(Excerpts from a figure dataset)
------

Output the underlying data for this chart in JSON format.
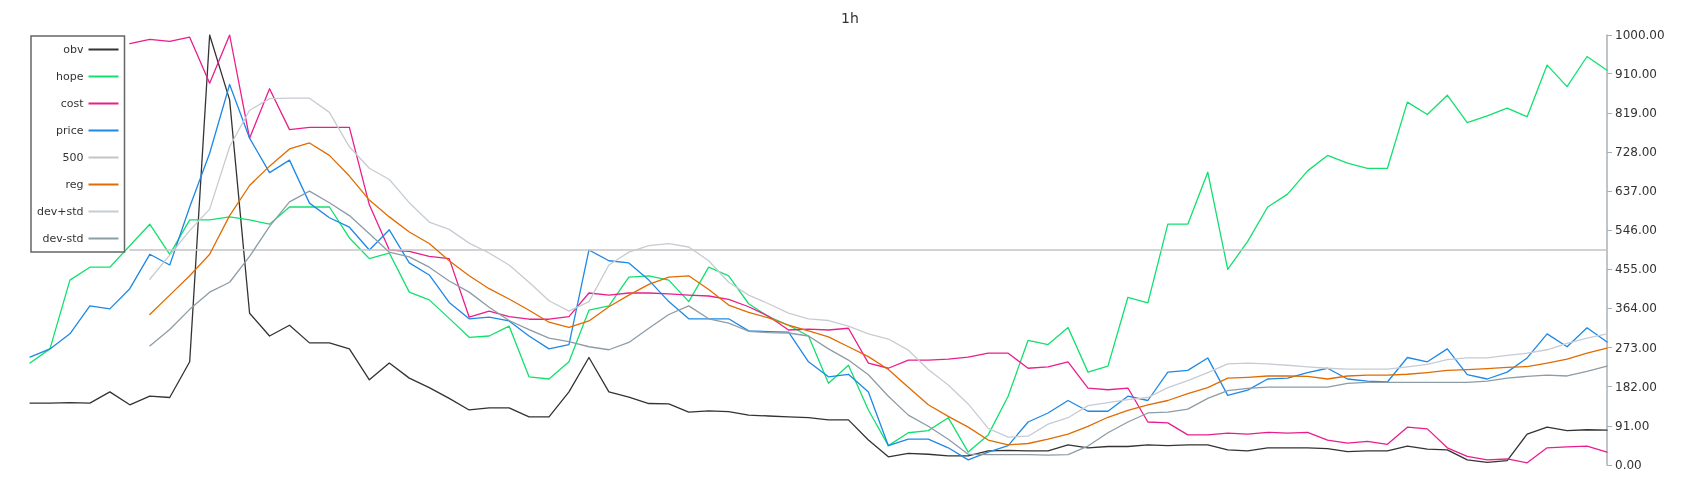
{
  "chart_data": {
    "type": "line",
    "title": "1h",
    "categories": [
      null,
      null,
      null,
      null,
      null,
      null,
      null,
      null,
      null,
      null,
      null,
      null,
      null,
      null,
      null,
      null,
      null,
      null,
      null,
      null,
      null,
      null,
      null,
      null,
      null,
      null,
      null,
      null,
      null,
      null,
      null,
      null,
      null,
      null,
      null,
      null,
      null,
      null,
      null,
      null,
      null,
      null,
      null,
      null,
      null,
      null,
      null,
      null,
      null,
      null,
      null,
      null,
      null,
      null,
      null,
      null,
      null,
      null,
      null,
      null,
      null,
      null,
      null,
      null,
      null,
      null,
      null,
      null,
      null,
      null,
      null,
      null,
      null,
      null,
      null,
      null,
      null,
      null,
      null,
      null
    ],
    "ylim": [
      0,
      1000
    ],
    "yticks": [
      {
        "value": 0,
        "label": "0.00"
      },
      {
        "value": 91,
        "label": "91.00"
      },
      {
        "value": 182,
        "label": "182.00"
      },
      {
        "value": 273,
        "label": "273.00"
      },
      {
        "value": 364,
        "label": "364.00"
      },
      {
        "value": 455,
        "label": "455.00"
      },
      {
        "value": 546,
        "label": "546.00"
      },
      {
        "value": 637,
        "label": "637.00"
      },
      {
        "value": 728,
        "label": "728.00"
      },
      {
        "value": 819,
        "label": "819.00"
      },
      {
        "value": 910,
        "label": "910.00"
      },
      {
        "value": 1000,
        "label": "1000.00"
      }
    ],
    "legend": "top left",
    "marker": "none",
    "line_style": "solid",
    "series": [
      {
        "name": "obv",
        "color": "#333333",
        "values": [
          144,
          144,
          145,
          144,
          170,
          140,
          160,
          157,
          240,
          1000,
          849,
          353,
          300,
          325,
          284,
          284,
          270,
          198,
          237,
          202,
          180,
          155,
          128,
          133,
          133,
          112,
          112,
          170,
          250,
          170,
          158,
          143,
          142,
          123,
          126,
          124,
          116,
          114,
          112,
          110,
          105,
          105,
          58,
          19,
          27,
          25,
          21,
          21,
          33,
          34,
          33,
          33,
          47,
          40,
          43,
          43,
          47,
          45,
          47,
          47,
          35,
          33,
          40,
          40,
          40,
          38,
          31,
          33,
          33,
          44,
          37,
          35,
          12,
          6,
          10,
          72,
          88,
          80,
          82,
          81
        ]
      },
      {
        "name": "hope",
        "color": "#12e06e",
        "values": [
          237,
          270,
          430,
          460,
          460,
          510,
          560,
          490,
          570,
          570,
          577,
          570,
          560,
          600,
          600,
          600,
          528,
          480,
          493,
          402,
          384,
          341,
          297,
          300,
          323,
          205,
          200,
          240,
          360,
          370,
          437,
          440,
          430,
          380,
          460,
          440,
          375,
          345,
          325,
          300,
          190,
          232,
          128,
          45,
          75,
          80,
          110,
          30,
          70,
          160,
          290,
          280,
          320,
          216,
          230,
          390,
          377,
          560,
          560,
          681,
          455,
          520,
          600,
          630,
          684,
          720,
          702,
          690,
          690,
          844,
          815,
          860,
          796,
          812,
          830,
          810,
          930,
          880,
          950,
          918
        ]
      },
      {
        "name": "cost",
        "color": "#e91e8c",
        "values": [
          null,
          null,
          null,
          null,
          null,
          980,
          990,
          985,
          995,
          888,
          1000,
          760,
          875,
          780,
          785,
          785,
          785,
          605,
          500,
          497,
          485,
          480,
          344,
          358,
          345,
          339,
          339,
          345,
          400,
          395,
          400,
          400,
          398,
          395,
          393,
          385,
          368,
          346,
          314,
          316,
          314,
          318,
          237,
          225,
          244,
          244,
          246,
          251,
          260,
          260,
          225,
          228,
          240,
          179,
          175,
          179,
          100,
          98,
          70,
          70,
          74,
          72,
          76,
          74,
          76,
          58,
          51,
          55,
          48,
          88,
          84,
          40,
          20,
          12,
          14,
          5,
          40,
          42,
          44,
          30
        ]
      },
      {
        "name": "price",
        "color": "#1e88e5",
        "values": [
          251,
          270,
          305,
          370,
          363,
          410,
          490,
          465,
          600,
          725,
          885,
          760,
          680,
          709,
          609,
          575,
          553,
          500,
          547,
          470,
          442,
          378,
          340,
          344,
          335,
          300,
          270,
          280,
          500,
          475,
          470,
          430,
          380,
          340,
          340,
          340,
          312,
          310,
          309,
          240,
          205,
          211,
          170,
          45,
          60,
          60,
          40,
          12,
          30,
          45,
          100,
          121,
          150,
          125,
          125,
          160,
          150,
          216,
          220,
          249,
          162,
          174,
          200,
          202,
          215,
          225,
          200,
          195,
          193,
          250,
          240,
          270,
          210,
          200,
          216,
          249,
          305,
          275,
          319,
          286
        ]
      },
      {
        "name": "500",
        "color": "#c4c4c4",
        "values": [
          null,
          null,
          null,
          null,
          null,
          500,
          500,
          500,
          500,
          500,
          500,
          500,
          500,
          500,
          500,
          500,
          500,
          500,
          500,
          500,
          500,
          500,
          500,
          500,
          500,
          500,
          500,
          500,
          500,
          500,
          500,
          500,
          500,
          500,
          500,
          500,
          500,
          500,
          500,
          500,
          500,
          500,
          500,
          500,
          500,
          500,
          500,
          500,
          500,
          500,
          500,
          500,
          500,
          500,
          500,
          500,
          500,
          500,
          500,
          500,
          500,
          500,
          500,
          500,
          500,
          500,
          500,
          500,
          500,
          500,
          500,
          500,
          500,
          500,
          500,
          500,
          500,
          500,
          500,
          500
        ]
      },
      {
        "name": "reg",
        "color": "#e06c00",
        "values": [
          null,
          null,
          null,
          null,
          null,
          null,
          350,
          395,
          440,
          490,
          580,
          650,
          695,
          735,
          749,
          720,
          672,
          616,
          577,
          542,
          515,
          475,
          440,
          410,
          386,
          360,
          332,
          320,
          335,
          368,
          395,
          420,
          437,
          440,
          408,
          372,
          355,
          342,
          325,
          312,
          298,
          275,
          252,
          222,
          181,
          140,
          113,
          88,
          58,
          47,
          50,
          60,
          72,
          90,
          111,
          127,
          140,
          150,
          166,
          180,
          202,
          204,
          207,
          207,
          206,
          200,
          207,
          209,
          209,
          211,
          215,
          220,
          222,
          224,
          227,
          229,
          237,
          246,
          260,
          272
        ]
      },
      {
        "name": "dev+std",
        "color": "#c6ccd2",
        "values": [
          null,
          null,
          null,
          null,
          null,
          null,
          432,
          488,
          545,
          595,
          740,
          825,
          852,
          853,
          853,
          820,
          740,
          690,
          664,
          610,
          565,
          548,
          516,
          493,
          465,
          425,
          382,
          358,
          380,
          465,
          495,
          510,
          515,
          507,
          475,
          425,
          395,
          375,
          353,
          340,
          336,
          323,
          305,
          293,
          267,
          222,
          186,
          142,
          85,
          65,
          67,
          95,
          110,
          138,
          145,
          152,
          157,
          180,
          196,
          215,
          235,
          237,
          235,
          232,
          228,
          225,
          223,
          223,
          223,
          228,
          234,
          245,
          249,
          249,
          255,
          260,
          268,
          283,
          295,
          305
        ]
      },
      {
        "name": "dev-std",
        "color": "#8e9ca6",
        "values": [
          null,
          null,
          null,
          null,
          null,
          null,
          277,
          315,
          362,
          402,
          425,
          485,
          555,
          612,
          637,
          610,
          580,
          538,
          495,
          484,
          460,
          428,
          402,
          367,
          336,
          315,
          295,
          287,
          275,
          268,
          285,
          318,
          350,
          370,
          340,
          330,
          311,
          308,
          307,
          300,
          270,
          244,
          210,
          160,
          116,
          90,
          60,
          25,
          24,
          24,
          24,
          23,
          24,
          44,
          75,
          100,
          121,
          123,
          130,
          155,
          173,
          178,
          181,
          181,
          181,
          181,
          190,
          192,
          192,
          192,
          192,
          192,
          192,
          195,
          202,
          206,
          209,
          207,
          218,
          230
        ]
      }
    ]
  }
}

------

**Exercise prompt**
Your answer should be a single number: the count of lines in these records that hold the string "label".

**Output**
12